● **TASK**:
The records below must be retyped exactly.

● **INFORMATION PROVIDED**:
Begin
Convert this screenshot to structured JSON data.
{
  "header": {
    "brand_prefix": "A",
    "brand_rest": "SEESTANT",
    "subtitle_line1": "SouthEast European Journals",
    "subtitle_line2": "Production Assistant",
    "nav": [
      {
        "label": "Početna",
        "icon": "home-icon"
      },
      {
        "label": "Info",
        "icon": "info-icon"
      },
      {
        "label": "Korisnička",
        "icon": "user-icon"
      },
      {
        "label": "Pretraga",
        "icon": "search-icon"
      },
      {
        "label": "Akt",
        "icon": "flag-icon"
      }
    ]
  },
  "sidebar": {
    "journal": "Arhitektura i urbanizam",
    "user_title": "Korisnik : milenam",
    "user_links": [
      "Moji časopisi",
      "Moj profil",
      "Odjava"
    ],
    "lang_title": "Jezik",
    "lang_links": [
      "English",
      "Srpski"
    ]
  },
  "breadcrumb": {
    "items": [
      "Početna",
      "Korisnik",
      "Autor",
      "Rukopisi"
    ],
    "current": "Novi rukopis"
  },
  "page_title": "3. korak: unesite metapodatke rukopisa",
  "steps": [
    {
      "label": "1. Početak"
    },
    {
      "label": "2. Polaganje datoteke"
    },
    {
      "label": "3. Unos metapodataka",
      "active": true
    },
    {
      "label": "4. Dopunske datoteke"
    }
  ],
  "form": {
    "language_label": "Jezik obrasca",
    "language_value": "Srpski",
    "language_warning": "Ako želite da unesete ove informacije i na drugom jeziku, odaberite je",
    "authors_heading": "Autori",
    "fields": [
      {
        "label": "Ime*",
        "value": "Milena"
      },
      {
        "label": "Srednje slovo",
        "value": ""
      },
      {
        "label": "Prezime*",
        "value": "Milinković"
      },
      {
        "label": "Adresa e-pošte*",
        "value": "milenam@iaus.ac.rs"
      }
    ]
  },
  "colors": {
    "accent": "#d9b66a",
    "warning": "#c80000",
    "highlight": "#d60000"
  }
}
End
● **ANSWER IN FULL**:
Convert this screenshot to structured JSON data.
{
  "header": {
    "brand_prefix": "A",
    "brand_rest": "SEESTANT",
    "subtitle_line1": "SouthEast European Journals",
    "subtitle_line2": "Production Assistant",
    "nav": [
      {
        "label": "Početna",
        "icon": "home-icon"
      },
      {
        "label": "Info",
        "icon": "info-icon"
      },
      {
        "label": "Korisnička",
        "icon": "user-icon"
      },
      {
        "label": "Pretraga",
        "icon": "search-icon"
      },
      {
        "label": "Akt",
        "icon": "flag-icon"
      }
    ]
  },
  "sidebar": {
    "journal": "Arhitektura i urbanizam",
    "user_title": "Korisnik : milenam",
    "user_links": [
      "Moji časopisi",
      "Moj profil",
      "Odjava"
    ],
    "lang_title": "Jezik",
    "lang_links": [
      "English",
      "Srpski"
    ]
  },
  "breadcrumb": {
    "items": [
      "Početna",
      "Korisnik",
      "Autor",
      "Rukopisi"
    ],
    "current": "Novi rukopis"
  },
  "page_title": "3. korak: unesite metapodatke rukopisa",
  "steps": [
    {
      "label": "1. Početak"
    },
    {
      "label": "2. Polaganje datoteke"
    },
    {
      "label": "3. Unos metapodataka",
      "active": true
    },
    {
      "label": "4. Dopunske datoteke"
    }
  ],
  "form": {
    "language_label": "Jezik obrasca",
    "language_value": "Srpski",
    "language_warning": "Ako želite da unesete ove informacije i na drugom jeziku, odaberite je",
    "authors_heading": "Autori",
    "fields": [
      {
        "label": "Ime*",
        "value": "Milena"
      },
      {
        "label": "Srednje slovo",
        "value": ""
      },
      {
        "label": "Prezime*",
        "value": "Milinković"
      },
      {
        "label": "Adresa e-pošte*",
        "value": "milenam@iaus.ac.rs"
      }
    ]
  },
  "colors": {
    "accent": "#d9b66a",
    "warning": "#c80000",
    "highlight": "#d60000"
  }
}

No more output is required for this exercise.